§ **The request**
Find every line in the records below that contains the word "ΔΗΜΟΣ", and copy each such line.

§ **Raw records**
+===+
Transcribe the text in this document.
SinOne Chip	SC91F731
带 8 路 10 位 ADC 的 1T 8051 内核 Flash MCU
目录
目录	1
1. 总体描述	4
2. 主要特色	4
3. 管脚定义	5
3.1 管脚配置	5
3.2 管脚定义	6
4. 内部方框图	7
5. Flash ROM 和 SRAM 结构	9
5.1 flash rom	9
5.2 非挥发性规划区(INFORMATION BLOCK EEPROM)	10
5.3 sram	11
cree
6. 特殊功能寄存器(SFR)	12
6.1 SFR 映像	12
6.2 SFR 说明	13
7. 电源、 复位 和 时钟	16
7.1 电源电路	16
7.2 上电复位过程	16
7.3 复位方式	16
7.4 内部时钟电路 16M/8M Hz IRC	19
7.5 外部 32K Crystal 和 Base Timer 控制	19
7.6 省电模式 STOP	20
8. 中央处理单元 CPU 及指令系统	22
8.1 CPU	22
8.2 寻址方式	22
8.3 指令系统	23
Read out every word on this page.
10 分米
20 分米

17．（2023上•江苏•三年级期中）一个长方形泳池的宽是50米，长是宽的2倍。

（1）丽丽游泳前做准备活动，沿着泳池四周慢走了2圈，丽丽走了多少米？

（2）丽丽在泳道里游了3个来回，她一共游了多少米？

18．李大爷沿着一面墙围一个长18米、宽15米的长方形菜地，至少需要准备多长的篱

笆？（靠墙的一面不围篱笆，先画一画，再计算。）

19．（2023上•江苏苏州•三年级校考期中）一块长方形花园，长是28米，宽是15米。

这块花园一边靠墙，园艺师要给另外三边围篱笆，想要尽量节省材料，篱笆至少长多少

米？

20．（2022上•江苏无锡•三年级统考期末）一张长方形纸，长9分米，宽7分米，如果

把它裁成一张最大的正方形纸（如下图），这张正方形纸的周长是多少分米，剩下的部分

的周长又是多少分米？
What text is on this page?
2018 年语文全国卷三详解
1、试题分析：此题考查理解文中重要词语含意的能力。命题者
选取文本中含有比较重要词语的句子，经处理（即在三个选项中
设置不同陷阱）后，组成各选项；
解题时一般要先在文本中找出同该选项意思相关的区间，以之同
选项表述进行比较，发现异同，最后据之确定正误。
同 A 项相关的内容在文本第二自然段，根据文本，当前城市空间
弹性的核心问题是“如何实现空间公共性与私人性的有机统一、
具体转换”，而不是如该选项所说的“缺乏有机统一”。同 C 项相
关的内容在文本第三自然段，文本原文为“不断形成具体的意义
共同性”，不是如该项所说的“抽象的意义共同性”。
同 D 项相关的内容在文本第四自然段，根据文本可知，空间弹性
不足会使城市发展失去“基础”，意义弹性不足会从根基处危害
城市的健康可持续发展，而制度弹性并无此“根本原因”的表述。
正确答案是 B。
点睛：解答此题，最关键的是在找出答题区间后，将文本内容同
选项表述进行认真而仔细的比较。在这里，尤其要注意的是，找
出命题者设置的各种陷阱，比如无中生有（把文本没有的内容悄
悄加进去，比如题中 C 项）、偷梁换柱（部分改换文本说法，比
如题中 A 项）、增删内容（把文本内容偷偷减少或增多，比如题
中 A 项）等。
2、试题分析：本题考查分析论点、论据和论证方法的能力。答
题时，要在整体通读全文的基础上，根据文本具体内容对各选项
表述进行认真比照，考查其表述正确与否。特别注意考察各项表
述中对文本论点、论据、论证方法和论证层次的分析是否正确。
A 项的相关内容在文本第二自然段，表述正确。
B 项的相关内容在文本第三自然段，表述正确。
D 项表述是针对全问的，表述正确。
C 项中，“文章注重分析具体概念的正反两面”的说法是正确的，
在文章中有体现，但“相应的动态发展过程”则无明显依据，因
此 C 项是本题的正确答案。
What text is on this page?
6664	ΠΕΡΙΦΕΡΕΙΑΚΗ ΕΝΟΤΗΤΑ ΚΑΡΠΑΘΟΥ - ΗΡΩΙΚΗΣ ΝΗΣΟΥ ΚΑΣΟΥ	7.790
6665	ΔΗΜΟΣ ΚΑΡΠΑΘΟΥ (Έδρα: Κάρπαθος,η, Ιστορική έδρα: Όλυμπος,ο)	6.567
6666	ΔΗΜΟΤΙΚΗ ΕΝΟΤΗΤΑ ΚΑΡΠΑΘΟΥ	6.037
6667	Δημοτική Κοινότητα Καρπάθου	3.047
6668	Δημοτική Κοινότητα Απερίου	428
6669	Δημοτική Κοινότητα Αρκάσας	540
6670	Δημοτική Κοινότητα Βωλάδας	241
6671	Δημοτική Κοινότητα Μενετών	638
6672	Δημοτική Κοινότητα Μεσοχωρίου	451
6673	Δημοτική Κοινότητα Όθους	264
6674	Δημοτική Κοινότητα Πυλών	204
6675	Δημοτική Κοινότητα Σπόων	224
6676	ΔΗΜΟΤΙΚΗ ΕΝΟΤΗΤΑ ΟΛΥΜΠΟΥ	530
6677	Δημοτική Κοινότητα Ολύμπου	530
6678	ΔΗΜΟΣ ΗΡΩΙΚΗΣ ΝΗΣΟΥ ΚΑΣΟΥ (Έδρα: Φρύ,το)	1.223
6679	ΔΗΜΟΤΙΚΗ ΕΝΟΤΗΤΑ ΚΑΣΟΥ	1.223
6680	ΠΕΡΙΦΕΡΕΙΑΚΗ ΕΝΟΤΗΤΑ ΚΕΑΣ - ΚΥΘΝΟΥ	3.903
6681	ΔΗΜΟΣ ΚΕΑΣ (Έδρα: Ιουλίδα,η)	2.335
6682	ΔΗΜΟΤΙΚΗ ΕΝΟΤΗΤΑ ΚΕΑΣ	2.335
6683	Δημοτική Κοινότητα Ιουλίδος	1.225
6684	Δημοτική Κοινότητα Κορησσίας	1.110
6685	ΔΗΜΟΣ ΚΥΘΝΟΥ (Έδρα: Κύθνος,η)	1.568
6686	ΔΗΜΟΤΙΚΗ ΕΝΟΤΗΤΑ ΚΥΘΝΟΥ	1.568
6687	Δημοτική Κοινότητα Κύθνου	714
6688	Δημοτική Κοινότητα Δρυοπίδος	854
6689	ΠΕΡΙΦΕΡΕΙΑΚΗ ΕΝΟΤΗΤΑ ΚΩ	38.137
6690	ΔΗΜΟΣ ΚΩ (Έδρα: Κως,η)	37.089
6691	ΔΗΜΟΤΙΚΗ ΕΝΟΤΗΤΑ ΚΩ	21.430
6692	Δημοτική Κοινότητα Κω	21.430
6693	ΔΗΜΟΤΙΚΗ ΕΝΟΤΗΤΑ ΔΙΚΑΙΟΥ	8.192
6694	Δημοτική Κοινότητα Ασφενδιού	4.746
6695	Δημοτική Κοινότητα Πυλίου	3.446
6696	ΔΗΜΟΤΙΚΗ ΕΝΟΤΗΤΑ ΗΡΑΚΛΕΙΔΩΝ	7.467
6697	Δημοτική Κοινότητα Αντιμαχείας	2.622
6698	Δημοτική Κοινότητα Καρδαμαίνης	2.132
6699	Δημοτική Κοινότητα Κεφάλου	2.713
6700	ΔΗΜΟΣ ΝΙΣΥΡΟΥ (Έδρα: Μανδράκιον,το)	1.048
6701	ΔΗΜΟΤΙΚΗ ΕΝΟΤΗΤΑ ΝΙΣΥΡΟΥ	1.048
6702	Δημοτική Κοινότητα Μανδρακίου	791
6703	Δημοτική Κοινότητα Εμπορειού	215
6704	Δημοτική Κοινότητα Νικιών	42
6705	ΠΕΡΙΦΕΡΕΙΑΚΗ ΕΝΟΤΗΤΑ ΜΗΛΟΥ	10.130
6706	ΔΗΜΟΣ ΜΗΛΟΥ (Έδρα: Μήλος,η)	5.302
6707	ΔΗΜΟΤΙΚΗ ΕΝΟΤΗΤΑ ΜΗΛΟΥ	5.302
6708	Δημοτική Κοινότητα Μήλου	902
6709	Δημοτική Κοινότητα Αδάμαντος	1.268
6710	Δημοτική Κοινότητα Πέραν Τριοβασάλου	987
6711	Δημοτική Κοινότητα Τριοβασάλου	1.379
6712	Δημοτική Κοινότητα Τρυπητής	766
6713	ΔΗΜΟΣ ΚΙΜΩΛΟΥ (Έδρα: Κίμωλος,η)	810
+===+
§ **Exercise solution**
6665	ΔΗΜΟΣ ΚΑΡΠΑΘΟΥ (Έδρα: Κάρπαθος,η, Ιστορική έδρα: Όλυμπος,ο)	6.567
6678	ΔΗΜΟΣ ΗΡΩΙΚΗΣ ΝΗΣΟΥ ΚΑΣΟΥ (Έδρα: Φρύ,το)	1.223
6681	ΔΗΜΟΣ ΚΕΑΣ (Έδρα: Ιουλίδα,η)	2.335
6685	ΔΗΜΟΣ ΚΥΘΝΟΥ (Έδρα: Κύθνος,η)	1.568
6690	ΔΗΜΟΣ ΚΩ (Έδρα: Κως,η)	37.089
6700	ΔΗΜΟΣ ΝΙΣΥΡΟΥ (Έδρα: Μανδράκιον,το)	1.048
6706	ΔΗΜΟΣ ΜΗΛΟΥ (Έδρα: Μήλος,η)	5.302
6713	ΔΗΜΟΣ ΚΙΜΩΛΟΥ (Έδρα: Κίμωλος,η)	810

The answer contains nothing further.